TASK GOAL: Determine the number of lines where "change" occurs and reply with that number by itself.

LISTING:
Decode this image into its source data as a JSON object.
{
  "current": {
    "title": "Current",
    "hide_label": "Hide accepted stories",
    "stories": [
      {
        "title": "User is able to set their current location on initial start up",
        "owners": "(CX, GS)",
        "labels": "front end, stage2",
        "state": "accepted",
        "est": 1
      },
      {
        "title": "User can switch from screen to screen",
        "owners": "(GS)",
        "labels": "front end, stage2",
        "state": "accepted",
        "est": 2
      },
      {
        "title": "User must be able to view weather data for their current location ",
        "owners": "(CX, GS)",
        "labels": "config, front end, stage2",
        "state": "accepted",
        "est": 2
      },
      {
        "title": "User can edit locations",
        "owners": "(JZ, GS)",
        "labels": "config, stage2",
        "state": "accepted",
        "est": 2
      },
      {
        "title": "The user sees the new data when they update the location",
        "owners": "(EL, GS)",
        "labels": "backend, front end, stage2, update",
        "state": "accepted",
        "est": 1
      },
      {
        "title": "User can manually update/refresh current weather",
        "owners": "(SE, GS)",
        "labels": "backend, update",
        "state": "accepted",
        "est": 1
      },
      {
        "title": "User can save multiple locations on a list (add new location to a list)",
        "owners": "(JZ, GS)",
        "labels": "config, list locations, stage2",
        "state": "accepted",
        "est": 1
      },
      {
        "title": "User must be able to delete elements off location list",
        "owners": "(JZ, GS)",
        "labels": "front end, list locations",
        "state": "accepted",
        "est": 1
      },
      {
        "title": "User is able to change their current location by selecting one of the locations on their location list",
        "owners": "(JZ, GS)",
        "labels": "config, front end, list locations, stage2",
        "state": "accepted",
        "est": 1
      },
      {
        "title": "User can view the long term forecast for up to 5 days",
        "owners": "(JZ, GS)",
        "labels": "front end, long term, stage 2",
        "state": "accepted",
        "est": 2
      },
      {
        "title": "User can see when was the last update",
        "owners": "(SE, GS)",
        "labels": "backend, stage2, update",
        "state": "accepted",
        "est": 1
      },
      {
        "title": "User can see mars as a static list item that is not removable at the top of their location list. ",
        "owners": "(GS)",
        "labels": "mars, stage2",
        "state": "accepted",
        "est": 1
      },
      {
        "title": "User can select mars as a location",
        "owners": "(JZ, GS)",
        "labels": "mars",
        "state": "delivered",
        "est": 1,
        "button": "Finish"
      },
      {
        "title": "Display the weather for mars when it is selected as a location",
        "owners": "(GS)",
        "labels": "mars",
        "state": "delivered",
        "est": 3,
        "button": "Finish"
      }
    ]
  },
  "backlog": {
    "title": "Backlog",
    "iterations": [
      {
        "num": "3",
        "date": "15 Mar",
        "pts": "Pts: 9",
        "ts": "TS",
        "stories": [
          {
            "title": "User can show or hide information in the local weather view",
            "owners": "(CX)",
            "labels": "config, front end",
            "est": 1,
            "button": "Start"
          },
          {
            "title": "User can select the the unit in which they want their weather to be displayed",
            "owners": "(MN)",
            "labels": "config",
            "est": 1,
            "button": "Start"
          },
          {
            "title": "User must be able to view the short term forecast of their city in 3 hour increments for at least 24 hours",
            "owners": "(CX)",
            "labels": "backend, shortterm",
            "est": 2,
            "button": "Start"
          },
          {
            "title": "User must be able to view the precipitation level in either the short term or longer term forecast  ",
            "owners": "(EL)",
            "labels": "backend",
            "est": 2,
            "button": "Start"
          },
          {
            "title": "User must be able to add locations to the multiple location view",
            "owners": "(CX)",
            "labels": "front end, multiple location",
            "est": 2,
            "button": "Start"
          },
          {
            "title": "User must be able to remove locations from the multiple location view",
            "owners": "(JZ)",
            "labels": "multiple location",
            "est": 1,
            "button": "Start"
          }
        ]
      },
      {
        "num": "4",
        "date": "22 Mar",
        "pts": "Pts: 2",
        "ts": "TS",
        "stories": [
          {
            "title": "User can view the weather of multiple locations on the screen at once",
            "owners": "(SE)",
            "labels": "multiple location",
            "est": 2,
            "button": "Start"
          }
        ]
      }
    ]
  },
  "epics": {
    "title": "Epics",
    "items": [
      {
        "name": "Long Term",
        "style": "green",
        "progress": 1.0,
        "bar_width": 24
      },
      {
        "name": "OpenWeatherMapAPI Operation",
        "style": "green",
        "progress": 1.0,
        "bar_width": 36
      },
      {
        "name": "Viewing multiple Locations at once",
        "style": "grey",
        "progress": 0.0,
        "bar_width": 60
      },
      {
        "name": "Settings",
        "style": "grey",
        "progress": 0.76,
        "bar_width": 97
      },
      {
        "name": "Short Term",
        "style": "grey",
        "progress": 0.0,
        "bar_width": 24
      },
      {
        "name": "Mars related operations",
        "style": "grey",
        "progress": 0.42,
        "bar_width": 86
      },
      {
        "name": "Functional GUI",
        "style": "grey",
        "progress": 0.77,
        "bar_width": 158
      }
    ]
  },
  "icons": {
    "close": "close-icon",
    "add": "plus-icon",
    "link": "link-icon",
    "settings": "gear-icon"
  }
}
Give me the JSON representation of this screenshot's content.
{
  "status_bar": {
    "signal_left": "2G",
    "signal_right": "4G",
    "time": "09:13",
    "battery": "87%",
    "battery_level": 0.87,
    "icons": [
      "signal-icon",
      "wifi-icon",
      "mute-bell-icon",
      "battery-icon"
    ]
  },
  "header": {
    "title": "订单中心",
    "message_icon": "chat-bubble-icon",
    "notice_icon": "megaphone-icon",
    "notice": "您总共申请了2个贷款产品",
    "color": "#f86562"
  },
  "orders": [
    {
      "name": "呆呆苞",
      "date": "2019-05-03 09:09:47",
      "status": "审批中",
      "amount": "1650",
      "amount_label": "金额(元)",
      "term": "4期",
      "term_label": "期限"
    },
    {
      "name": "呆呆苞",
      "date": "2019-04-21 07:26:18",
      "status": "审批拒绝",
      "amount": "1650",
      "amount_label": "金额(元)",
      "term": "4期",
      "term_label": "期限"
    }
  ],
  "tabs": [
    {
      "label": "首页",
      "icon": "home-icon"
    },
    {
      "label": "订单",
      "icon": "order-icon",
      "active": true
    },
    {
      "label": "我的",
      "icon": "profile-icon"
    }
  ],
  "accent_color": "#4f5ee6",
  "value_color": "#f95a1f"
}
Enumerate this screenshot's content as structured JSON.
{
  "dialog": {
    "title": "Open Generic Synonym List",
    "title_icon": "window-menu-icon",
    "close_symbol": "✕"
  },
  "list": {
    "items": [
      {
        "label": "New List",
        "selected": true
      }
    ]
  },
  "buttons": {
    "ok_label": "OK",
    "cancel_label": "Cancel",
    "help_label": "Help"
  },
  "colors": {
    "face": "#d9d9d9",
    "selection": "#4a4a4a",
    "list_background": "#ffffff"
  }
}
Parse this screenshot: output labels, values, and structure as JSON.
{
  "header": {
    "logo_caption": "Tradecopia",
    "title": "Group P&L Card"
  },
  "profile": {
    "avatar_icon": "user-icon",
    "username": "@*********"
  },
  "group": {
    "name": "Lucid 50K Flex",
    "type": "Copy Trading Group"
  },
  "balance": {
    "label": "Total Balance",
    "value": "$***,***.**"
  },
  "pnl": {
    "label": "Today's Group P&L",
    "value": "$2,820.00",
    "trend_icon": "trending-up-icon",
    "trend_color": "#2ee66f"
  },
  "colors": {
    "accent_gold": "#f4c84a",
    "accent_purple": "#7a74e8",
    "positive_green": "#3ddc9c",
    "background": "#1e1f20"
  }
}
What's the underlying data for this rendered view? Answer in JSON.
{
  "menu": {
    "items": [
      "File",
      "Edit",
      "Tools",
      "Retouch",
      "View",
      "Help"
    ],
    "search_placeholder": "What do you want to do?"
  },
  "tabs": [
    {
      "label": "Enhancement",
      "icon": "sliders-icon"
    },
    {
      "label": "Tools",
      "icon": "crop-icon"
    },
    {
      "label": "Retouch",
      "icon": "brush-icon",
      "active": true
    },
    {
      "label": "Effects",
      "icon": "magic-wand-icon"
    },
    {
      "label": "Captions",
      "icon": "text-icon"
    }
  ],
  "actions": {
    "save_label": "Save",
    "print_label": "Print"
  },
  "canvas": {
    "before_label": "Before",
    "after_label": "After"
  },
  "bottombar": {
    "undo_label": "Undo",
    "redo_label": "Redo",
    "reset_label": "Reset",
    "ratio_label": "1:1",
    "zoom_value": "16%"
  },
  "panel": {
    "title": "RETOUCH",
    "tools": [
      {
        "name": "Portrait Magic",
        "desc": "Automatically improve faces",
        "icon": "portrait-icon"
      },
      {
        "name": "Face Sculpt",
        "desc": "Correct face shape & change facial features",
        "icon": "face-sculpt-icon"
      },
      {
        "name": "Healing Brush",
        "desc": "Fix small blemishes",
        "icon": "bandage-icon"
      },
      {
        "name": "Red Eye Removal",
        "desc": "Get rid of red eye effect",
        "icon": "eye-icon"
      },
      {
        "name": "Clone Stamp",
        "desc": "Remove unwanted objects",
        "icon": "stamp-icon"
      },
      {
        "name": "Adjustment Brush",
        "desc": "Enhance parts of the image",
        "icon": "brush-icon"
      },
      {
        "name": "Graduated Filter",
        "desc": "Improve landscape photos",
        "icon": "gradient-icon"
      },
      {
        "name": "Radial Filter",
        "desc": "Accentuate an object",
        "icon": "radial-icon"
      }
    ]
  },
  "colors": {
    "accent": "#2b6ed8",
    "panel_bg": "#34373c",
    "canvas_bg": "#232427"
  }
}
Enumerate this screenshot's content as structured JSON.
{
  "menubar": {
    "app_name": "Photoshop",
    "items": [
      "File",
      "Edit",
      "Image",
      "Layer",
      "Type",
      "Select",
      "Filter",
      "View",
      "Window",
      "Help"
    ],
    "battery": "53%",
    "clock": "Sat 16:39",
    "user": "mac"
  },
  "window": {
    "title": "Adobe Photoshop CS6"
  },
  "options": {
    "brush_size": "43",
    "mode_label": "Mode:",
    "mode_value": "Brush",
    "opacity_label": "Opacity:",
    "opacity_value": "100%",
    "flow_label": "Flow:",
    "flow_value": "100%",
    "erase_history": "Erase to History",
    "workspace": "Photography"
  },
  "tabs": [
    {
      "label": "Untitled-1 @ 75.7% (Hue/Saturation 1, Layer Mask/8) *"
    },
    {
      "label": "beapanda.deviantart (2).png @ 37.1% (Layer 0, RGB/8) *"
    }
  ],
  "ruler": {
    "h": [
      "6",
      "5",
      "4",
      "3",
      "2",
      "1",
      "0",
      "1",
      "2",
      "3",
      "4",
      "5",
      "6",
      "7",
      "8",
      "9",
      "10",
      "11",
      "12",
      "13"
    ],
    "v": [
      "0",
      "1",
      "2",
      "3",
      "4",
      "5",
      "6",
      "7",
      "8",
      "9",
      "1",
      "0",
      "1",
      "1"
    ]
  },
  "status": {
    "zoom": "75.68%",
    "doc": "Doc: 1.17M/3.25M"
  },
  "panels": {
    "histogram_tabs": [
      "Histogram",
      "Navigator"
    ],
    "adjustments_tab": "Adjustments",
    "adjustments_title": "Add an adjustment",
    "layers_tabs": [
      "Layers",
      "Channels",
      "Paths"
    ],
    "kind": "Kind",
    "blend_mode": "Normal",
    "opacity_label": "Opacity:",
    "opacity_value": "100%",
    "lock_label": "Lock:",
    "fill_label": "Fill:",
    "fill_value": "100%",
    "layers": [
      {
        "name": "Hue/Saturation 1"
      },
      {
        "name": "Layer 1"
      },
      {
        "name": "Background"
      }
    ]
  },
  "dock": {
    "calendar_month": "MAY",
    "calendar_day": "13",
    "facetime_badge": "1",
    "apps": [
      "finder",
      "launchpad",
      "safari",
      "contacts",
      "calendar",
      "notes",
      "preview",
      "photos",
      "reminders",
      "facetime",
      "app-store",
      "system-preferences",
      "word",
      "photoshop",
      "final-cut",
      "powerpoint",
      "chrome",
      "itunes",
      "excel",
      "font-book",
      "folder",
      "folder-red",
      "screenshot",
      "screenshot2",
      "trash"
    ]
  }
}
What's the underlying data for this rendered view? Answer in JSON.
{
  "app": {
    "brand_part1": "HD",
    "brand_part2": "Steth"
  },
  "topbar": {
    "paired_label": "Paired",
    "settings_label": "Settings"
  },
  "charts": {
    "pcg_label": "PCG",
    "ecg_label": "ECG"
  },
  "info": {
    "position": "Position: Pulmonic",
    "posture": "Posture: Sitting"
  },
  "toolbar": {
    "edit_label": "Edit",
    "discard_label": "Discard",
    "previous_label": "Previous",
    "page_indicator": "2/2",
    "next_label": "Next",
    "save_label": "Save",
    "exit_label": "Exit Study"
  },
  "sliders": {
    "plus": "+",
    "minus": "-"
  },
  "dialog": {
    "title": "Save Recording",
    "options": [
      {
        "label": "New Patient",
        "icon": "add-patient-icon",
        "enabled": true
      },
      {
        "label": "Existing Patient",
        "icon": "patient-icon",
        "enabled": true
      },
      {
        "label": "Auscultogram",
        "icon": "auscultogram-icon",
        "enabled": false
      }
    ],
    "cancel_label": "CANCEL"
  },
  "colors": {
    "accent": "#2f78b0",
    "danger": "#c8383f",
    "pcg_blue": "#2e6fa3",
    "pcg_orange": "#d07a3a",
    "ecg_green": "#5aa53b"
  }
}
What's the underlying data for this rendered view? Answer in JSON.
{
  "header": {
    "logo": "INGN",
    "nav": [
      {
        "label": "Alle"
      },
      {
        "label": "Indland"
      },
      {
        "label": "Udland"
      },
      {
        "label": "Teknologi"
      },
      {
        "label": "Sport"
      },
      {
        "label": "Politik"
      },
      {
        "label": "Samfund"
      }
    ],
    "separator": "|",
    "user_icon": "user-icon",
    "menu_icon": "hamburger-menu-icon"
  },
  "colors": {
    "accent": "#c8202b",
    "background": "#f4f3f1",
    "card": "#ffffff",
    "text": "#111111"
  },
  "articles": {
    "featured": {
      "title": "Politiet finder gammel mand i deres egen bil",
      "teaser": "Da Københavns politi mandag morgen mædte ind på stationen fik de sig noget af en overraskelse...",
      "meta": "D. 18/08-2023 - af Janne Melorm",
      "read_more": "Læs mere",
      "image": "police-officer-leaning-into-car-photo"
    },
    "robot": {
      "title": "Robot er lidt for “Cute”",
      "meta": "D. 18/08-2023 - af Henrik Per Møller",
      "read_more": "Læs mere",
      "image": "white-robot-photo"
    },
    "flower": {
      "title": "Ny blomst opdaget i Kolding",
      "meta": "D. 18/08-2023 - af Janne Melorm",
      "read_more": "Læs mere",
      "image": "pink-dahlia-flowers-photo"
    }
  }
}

SOLUTION TO THE PROBLEM: 2